[Collected data]
::::::::

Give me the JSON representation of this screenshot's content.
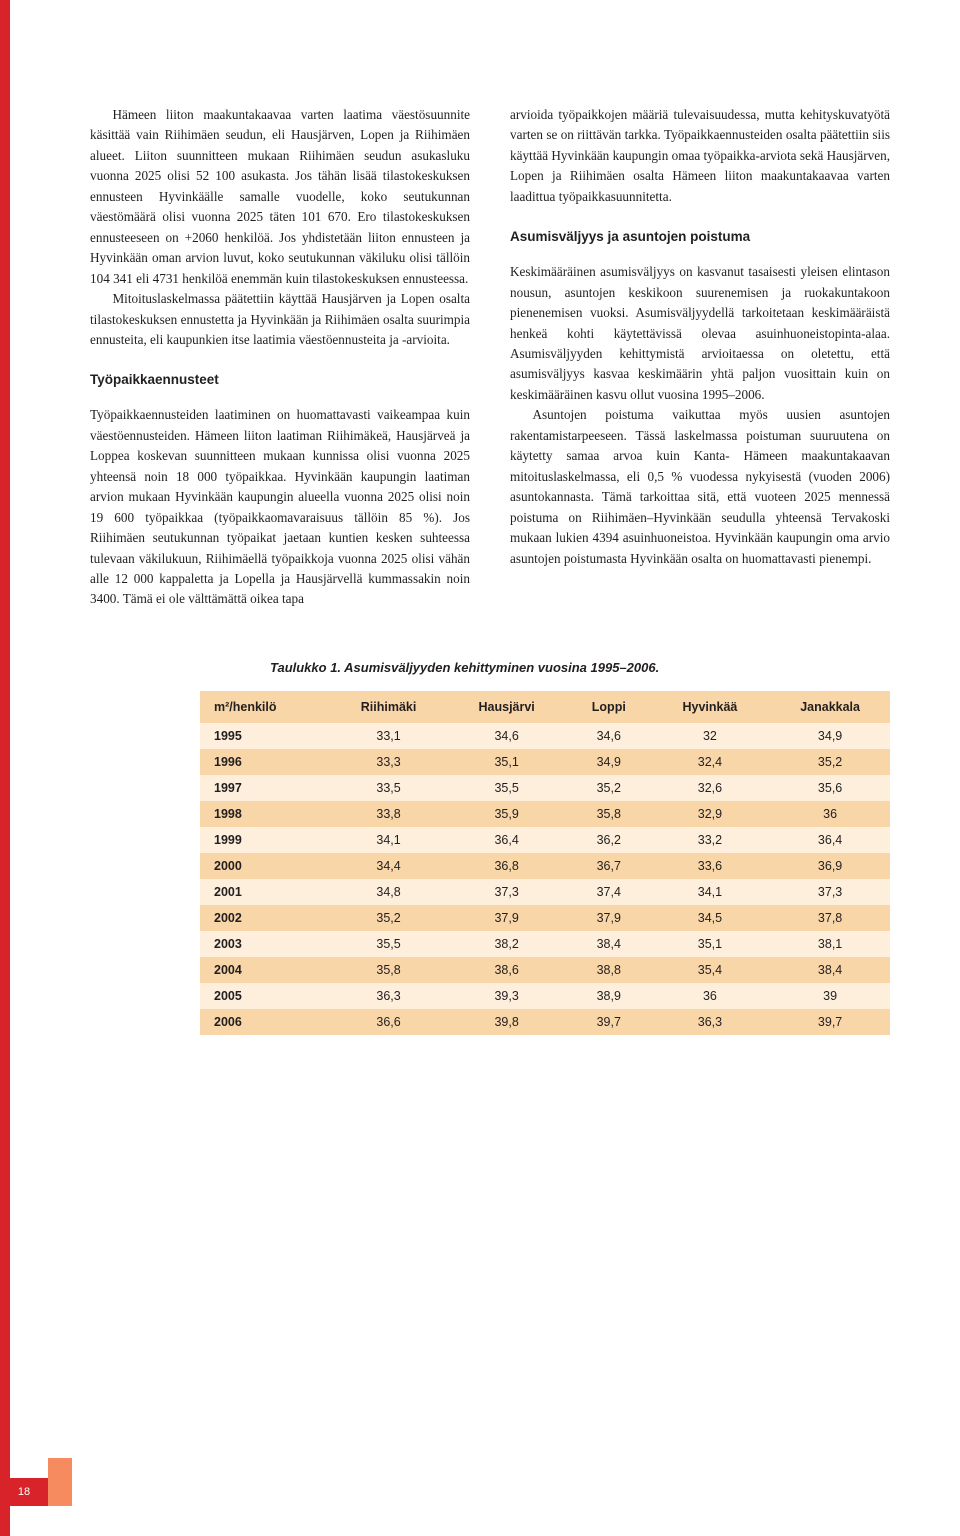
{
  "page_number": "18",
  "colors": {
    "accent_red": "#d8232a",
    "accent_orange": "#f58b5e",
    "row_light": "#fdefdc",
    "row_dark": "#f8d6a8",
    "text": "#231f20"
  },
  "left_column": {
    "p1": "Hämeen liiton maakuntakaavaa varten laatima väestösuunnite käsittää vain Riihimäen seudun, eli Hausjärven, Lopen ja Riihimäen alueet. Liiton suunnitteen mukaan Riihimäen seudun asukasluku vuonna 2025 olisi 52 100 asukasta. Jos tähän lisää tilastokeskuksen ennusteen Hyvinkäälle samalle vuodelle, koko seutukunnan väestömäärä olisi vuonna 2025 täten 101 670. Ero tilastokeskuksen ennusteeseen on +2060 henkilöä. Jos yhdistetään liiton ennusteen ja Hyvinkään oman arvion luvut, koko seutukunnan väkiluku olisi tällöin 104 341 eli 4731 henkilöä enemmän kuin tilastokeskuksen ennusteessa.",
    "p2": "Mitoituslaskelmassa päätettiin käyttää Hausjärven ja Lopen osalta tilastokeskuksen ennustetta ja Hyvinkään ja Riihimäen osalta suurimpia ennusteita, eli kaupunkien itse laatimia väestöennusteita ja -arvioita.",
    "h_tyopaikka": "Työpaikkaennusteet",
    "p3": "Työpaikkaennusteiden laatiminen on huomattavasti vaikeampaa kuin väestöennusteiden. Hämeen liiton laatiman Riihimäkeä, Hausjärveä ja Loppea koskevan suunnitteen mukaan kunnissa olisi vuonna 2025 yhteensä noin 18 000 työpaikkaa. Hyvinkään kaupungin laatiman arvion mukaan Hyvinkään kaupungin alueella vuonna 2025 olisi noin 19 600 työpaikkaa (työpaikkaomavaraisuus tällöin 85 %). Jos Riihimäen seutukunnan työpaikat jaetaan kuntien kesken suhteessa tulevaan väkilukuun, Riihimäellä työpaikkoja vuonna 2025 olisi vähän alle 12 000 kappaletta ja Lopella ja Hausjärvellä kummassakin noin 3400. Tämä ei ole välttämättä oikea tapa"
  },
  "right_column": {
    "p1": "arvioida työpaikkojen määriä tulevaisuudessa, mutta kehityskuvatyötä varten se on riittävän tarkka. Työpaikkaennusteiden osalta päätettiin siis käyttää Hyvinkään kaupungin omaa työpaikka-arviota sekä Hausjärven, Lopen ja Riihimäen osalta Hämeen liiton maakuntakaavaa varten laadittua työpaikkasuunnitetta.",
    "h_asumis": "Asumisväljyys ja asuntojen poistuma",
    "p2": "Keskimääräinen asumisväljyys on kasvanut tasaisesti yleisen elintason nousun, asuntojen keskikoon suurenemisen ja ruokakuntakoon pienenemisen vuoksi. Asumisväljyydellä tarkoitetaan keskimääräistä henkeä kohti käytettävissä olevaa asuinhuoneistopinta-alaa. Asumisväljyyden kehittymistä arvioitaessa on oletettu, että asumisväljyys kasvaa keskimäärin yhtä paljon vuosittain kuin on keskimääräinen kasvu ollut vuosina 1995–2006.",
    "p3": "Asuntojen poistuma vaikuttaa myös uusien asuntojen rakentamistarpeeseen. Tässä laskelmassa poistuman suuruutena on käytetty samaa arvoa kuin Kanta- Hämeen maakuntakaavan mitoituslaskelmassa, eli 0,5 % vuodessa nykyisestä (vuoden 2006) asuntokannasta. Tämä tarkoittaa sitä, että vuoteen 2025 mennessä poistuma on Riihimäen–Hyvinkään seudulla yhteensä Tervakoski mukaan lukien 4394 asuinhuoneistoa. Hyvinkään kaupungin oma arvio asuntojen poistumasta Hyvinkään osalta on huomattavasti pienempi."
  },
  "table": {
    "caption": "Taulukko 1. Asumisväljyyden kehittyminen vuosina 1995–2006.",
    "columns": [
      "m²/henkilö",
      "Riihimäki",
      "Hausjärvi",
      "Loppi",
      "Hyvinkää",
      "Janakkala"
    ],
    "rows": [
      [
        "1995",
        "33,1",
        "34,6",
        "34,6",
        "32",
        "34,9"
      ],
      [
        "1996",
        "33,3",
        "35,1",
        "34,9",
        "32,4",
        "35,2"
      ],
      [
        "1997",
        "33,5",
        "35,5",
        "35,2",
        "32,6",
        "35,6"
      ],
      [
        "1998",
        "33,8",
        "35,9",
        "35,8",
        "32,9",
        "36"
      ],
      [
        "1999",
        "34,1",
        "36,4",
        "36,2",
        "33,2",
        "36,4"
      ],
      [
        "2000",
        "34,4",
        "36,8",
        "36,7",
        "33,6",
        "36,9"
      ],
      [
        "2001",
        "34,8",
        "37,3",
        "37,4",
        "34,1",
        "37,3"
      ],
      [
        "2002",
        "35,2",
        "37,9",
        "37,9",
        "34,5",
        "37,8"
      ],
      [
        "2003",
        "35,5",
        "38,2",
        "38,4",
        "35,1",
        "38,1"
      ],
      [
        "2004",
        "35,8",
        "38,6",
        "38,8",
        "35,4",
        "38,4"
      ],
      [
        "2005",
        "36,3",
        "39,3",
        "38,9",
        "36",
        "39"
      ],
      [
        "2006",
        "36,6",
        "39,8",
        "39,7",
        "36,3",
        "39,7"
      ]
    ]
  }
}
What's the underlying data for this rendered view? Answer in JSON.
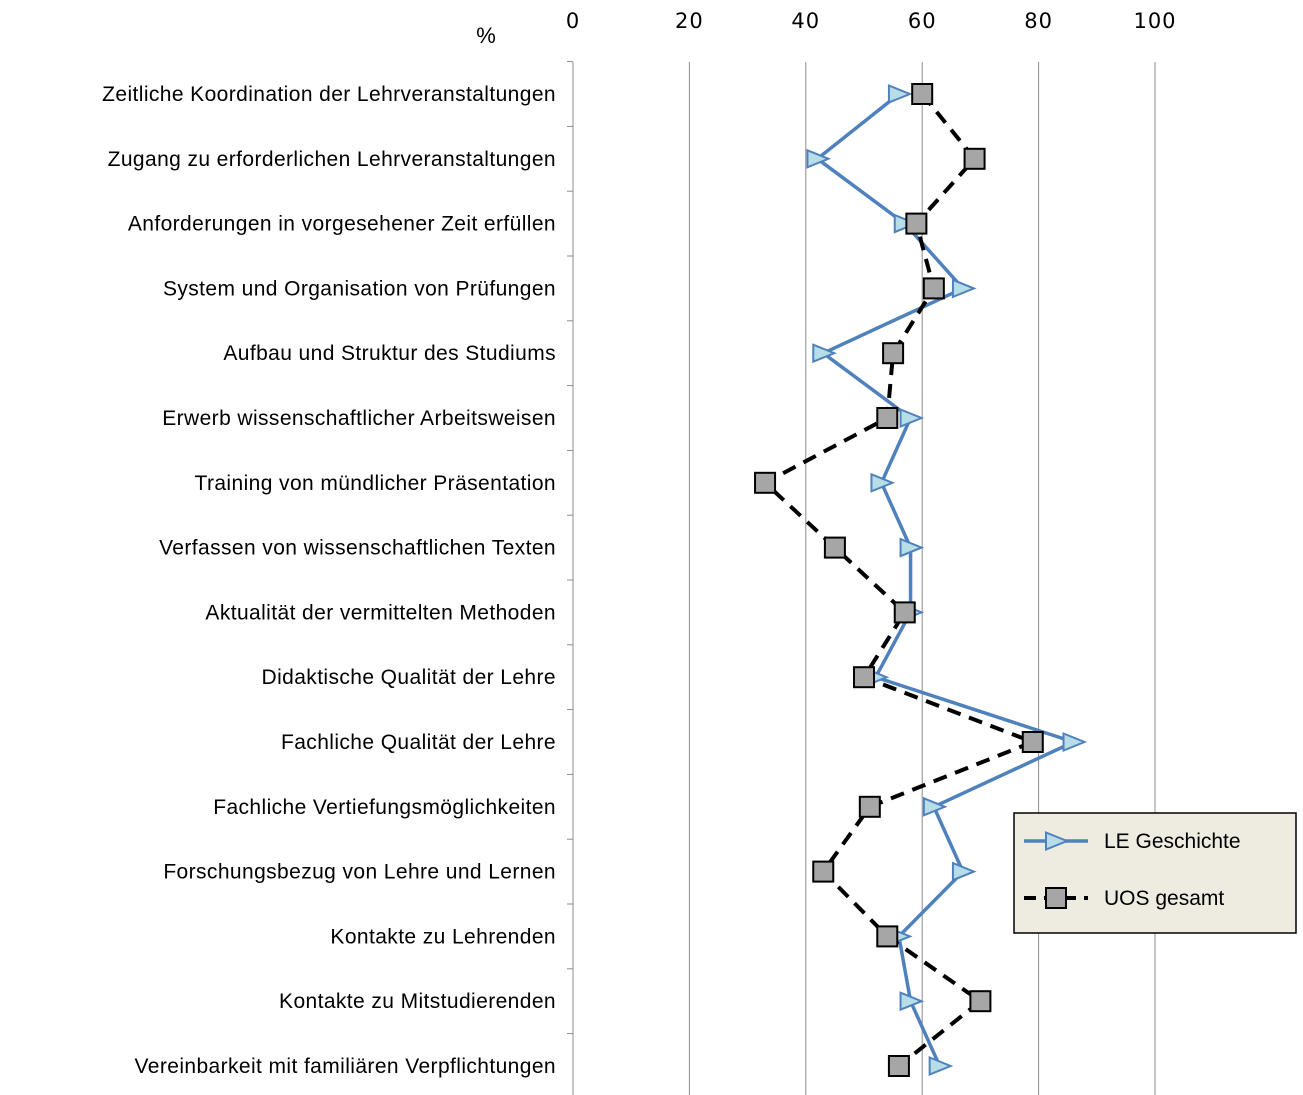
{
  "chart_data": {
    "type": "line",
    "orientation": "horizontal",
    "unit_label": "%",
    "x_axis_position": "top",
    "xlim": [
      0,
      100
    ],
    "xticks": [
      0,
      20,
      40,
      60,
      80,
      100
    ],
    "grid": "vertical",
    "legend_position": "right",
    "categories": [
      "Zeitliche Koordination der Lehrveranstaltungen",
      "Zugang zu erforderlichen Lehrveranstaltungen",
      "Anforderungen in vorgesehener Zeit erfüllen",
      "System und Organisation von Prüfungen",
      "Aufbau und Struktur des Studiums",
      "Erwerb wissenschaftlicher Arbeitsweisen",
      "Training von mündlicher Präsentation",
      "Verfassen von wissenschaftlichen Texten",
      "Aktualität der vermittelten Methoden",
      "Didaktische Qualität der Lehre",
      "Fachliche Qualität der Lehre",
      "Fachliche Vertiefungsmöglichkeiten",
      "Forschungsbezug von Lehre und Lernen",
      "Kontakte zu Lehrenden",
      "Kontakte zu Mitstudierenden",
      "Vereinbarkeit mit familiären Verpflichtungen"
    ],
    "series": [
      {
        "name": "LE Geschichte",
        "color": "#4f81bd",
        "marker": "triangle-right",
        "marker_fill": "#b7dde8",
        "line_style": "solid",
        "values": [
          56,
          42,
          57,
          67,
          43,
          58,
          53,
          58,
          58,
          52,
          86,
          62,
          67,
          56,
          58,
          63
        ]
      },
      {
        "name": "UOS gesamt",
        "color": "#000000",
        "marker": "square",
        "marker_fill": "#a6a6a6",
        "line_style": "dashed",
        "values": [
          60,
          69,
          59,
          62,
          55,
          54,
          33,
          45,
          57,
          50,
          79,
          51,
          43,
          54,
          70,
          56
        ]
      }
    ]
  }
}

::::::::

WHAT TO DO »
Select and copy each line from the data that includes the word "poistuma".

EXERCISE RESPONSE »
    "h_asumis": "Asumisväljyys ja asuntojen poistuma",
    "p3": "Asuntojen poistuma vaikuttaa myös uusien asuntojen rakentamistarpeeseen. Tässä laskelmassa poistuman suuruutena on käytetty samaa arvoa kuin Kanta- Hämeen maakuntakaavan mitoituslaskelmassa, eli 0,5 % vuodessa nykyisestä (vuoden 2006) asuntokannasta. Tämä tarkoittaa sitä, että vuoteen 2025 mennessä poistuma on Riihimäen–Hyvinkään seudulla yhteensä Tervakoski mukaan lukien 4394 asuinhuoneistoa. Hyvinkään kaupungin oma arvio asuntojen poistumasta Hyvinkään osalta on huomattavasti pienempi."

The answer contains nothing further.